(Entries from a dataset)
+--

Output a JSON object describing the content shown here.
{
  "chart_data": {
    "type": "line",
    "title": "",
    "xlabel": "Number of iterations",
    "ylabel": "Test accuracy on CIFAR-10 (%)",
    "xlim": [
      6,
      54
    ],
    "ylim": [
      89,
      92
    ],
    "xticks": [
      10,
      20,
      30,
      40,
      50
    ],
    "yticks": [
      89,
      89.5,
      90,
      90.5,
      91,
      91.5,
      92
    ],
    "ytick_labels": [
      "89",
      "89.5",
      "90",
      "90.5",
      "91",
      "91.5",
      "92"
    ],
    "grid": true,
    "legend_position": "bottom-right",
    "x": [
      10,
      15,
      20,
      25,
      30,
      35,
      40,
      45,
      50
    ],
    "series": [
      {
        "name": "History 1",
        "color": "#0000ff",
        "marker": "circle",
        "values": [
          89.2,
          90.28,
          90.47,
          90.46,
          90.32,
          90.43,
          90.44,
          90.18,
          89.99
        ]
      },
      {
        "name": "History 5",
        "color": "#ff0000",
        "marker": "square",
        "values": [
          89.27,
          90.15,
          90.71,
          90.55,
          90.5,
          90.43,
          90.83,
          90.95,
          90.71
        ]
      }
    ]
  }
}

+--

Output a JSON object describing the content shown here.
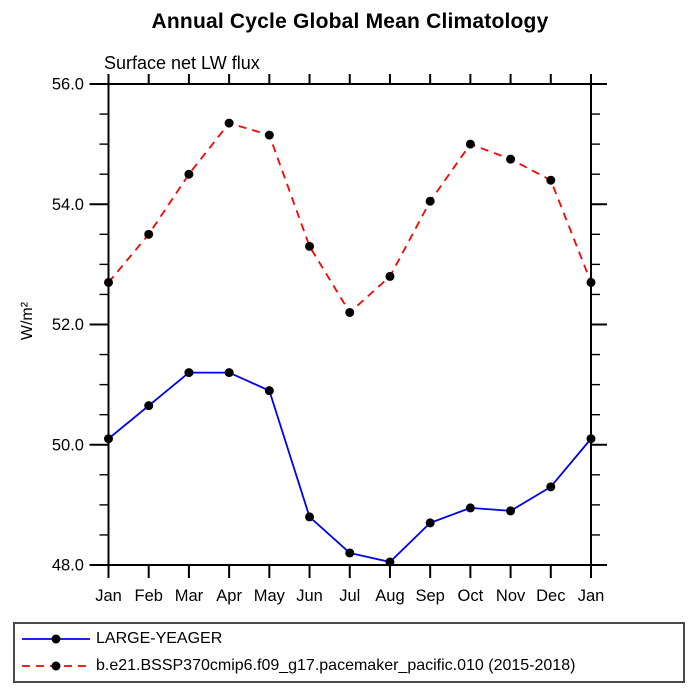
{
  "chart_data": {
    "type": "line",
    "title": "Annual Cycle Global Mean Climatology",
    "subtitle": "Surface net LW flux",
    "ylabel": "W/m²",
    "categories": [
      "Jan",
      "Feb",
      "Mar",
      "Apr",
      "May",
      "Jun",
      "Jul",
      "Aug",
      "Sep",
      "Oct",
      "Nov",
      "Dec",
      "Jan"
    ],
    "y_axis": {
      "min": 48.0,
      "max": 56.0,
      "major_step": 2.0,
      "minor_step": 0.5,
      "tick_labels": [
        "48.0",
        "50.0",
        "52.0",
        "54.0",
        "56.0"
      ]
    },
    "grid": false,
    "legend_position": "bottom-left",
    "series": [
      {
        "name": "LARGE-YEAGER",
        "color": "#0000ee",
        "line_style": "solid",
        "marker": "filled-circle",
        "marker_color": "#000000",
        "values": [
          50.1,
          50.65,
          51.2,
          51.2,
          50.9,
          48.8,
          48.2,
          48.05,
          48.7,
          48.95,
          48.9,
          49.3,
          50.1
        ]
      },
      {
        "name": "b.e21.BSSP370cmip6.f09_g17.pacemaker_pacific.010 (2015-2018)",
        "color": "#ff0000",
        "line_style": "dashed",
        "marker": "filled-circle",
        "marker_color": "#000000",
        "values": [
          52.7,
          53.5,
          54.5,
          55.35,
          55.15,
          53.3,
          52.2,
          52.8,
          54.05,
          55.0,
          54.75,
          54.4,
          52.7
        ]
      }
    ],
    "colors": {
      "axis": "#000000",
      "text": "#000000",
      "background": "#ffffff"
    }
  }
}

+--

**PROBLEM DESCRIPTION**
Pull out all lines from the listing that contain the string "name".

**TASK ANSWER**
        "name": "History 1",
        "name": "History 5",
        "name": "LARGE-YEAGER",
        "name": "b.e21.BSSP370cmip6.f09_g17.pacemaker_pacific.010 (2015-2018)",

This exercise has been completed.